#### Data provided:

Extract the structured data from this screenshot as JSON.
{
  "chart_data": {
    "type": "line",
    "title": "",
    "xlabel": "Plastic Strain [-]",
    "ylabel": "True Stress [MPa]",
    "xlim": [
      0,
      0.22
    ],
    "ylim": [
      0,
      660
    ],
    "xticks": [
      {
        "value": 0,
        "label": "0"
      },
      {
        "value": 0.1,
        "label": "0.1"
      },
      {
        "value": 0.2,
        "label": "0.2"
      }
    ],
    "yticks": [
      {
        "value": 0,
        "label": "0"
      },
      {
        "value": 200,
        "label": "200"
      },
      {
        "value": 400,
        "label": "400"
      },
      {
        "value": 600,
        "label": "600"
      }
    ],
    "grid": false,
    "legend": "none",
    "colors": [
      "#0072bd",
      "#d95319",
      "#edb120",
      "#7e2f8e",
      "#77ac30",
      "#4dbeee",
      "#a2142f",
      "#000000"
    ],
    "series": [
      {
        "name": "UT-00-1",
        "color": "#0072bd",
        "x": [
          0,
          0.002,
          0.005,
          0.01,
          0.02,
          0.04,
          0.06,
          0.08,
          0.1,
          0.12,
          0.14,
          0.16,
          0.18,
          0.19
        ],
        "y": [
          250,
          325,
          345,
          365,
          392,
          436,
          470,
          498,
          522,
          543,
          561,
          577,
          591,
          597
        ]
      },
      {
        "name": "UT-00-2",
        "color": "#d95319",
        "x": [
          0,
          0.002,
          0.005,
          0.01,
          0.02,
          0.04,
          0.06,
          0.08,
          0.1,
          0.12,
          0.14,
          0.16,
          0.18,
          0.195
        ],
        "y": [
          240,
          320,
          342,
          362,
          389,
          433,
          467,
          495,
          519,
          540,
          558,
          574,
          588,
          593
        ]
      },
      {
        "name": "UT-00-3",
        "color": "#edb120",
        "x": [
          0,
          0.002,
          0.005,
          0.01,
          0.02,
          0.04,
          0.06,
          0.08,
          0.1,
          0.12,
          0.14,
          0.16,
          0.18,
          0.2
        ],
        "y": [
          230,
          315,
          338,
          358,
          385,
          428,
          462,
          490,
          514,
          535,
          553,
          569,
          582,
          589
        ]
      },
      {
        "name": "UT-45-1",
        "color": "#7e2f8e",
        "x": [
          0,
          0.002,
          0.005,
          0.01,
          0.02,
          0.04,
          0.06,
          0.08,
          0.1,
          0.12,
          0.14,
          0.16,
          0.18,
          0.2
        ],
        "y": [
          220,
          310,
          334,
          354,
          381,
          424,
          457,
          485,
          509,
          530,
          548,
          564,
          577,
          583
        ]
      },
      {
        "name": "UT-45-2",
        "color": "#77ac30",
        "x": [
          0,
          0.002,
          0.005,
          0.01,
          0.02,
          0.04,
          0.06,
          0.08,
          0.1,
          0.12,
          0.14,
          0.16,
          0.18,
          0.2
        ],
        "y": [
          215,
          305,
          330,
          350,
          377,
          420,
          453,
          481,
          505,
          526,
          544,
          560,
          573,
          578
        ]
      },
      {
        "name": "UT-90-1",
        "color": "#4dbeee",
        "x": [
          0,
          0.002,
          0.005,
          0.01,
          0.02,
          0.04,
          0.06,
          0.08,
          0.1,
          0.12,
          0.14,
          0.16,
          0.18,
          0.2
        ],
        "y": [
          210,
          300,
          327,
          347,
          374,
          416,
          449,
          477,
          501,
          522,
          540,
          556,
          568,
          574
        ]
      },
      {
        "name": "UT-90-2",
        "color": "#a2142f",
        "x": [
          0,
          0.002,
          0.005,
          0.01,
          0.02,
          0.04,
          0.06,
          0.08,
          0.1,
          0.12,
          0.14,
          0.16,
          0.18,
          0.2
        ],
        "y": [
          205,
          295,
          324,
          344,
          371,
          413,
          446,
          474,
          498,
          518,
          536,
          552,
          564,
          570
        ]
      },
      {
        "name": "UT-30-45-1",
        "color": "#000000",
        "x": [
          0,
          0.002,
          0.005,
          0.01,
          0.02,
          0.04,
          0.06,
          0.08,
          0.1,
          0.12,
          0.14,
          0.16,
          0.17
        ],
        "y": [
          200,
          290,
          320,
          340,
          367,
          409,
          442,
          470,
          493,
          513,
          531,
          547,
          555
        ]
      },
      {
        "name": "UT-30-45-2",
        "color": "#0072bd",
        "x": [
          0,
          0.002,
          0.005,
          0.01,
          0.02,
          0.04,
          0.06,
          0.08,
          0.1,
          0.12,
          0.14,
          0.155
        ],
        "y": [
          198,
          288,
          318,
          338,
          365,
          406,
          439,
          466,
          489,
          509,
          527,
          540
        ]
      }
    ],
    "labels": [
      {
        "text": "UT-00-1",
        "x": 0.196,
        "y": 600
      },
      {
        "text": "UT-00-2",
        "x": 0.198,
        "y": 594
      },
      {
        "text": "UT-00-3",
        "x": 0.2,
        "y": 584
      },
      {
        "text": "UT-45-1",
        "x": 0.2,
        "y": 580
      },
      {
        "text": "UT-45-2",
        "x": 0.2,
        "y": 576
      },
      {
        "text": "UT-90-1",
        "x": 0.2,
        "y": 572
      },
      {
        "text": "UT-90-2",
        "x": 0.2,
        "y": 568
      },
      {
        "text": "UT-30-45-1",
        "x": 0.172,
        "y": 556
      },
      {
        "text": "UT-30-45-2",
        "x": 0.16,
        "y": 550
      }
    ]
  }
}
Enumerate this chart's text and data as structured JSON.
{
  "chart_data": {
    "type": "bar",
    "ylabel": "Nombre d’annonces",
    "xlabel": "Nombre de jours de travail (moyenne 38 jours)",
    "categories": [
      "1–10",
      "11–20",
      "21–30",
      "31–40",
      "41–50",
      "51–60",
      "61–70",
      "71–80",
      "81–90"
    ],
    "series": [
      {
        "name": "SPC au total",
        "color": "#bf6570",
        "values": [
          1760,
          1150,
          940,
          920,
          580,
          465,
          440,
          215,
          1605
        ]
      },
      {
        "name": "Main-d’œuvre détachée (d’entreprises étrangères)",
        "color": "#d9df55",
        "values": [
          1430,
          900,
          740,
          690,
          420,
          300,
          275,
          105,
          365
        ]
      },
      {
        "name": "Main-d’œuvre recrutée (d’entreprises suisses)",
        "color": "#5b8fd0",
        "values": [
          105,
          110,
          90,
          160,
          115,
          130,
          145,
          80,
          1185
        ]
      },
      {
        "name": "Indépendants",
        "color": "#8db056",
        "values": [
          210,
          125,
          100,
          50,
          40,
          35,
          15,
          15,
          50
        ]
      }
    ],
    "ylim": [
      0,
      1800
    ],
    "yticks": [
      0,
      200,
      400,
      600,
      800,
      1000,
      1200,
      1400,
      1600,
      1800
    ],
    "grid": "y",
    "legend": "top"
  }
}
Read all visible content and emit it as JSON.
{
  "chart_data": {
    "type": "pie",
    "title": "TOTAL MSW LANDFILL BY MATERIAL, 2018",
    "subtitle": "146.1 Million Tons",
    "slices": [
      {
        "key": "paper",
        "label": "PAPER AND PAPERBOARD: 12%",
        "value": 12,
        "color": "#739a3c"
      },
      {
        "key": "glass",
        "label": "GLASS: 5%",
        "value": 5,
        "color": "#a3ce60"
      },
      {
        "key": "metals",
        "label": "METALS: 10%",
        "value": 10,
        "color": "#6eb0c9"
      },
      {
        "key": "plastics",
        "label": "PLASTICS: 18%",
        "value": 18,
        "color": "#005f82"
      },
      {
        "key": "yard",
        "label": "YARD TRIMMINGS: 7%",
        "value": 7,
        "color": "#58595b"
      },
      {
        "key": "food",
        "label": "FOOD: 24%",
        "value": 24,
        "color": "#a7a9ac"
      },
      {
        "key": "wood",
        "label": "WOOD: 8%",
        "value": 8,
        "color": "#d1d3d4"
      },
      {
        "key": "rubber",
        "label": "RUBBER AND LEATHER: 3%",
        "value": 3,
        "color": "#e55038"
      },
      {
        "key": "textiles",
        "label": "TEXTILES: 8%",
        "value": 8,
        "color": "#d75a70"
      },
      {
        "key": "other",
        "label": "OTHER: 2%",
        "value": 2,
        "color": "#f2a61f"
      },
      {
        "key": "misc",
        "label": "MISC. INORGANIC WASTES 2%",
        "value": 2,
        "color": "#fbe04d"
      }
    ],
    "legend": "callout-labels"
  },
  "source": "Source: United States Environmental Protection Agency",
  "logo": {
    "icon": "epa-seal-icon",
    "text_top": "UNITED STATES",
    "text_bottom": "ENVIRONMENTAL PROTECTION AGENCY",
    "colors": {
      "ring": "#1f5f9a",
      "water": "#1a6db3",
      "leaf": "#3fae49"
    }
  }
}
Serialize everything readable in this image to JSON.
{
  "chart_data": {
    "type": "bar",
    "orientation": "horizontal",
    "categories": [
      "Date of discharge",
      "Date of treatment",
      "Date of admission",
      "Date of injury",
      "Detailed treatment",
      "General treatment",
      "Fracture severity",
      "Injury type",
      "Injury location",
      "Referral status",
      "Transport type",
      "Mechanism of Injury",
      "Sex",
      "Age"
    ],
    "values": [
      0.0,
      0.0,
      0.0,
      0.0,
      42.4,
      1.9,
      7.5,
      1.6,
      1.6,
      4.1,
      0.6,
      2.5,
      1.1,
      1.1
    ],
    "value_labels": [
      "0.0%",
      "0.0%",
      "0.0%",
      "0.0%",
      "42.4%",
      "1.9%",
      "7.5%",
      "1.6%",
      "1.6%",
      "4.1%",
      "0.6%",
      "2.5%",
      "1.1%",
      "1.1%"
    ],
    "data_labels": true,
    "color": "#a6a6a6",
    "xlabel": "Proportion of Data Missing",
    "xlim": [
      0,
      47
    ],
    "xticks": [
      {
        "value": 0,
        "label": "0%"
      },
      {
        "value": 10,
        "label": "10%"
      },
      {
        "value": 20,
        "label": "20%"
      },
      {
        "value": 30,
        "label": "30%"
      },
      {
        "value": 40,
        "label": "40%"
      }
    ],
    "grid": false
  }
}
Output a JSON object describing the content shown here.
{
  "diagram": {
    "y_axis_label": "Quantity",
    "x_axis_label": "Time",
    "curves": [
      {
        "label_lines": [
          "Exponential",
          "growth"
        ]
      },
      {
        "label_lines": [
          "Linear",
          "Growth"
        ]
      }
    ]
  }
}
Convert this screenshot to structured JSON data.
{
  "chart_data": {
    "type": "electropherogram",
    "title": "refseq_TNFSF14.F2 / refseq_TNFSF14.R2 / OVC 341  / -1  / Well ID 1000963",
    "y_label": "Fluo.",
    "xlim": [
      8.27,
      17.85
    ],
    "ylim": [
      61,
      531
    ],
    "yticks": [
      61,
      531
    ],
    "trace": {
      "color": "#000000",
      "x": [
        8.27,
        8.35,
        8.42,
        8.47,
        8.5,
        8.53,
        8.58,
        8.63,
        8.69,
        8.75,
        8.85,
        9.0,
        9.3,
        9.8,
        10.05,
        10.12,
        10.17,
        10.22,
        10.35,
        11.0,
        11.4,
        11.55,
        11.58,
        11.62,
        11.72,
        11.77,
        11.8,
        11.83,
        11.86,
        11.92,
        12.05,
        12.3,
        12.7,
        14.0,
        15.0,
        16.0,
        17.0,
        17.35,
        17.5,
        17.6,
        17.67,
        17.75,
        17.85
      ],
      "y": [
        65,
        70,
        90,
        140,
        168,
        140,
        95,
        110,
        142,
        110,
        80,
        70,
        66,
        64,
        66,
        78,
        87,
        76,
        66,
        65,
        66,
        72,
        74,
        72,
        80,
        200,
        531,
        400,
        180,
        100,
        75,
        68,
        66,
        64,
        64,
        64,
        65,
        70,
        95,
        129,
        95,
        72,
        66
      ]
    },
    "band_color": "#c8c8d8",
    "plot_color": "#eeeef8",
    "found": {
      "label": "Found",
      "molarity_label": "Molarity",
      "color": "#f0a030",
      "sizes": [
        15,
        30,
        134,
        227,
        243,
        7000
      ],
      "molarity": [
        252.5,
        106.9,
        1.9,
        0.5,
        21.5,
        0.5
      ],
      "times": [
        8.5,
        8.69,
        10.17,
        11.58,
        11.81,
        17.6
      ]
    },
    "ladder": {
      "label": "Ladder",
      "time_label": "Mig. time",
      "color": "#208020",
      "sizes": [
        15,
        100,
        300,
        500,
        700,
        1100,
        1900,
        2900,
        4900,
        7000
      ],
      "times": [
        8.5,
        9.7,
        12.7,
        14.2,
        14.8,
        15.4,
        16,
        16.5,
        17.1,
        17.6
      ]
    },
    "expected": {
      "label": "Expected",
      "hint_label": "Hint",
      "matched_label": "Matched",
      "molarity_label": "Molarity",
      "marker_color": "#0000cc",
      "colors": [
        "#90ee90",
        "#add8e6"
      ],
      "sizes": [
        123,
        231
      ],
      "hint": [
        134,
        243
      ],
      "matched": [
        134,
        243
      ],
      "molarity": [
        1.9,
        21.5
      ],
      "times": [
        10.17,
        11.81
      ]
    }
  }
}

#### Exercise requirements:
Report every line in the data above in which the word "Nombre" appears.

#### Full response:
    "ylabel": "Nombre d’annonces",
    "xlabel": "Nombre de jours de travail (moyenne 38 jours)",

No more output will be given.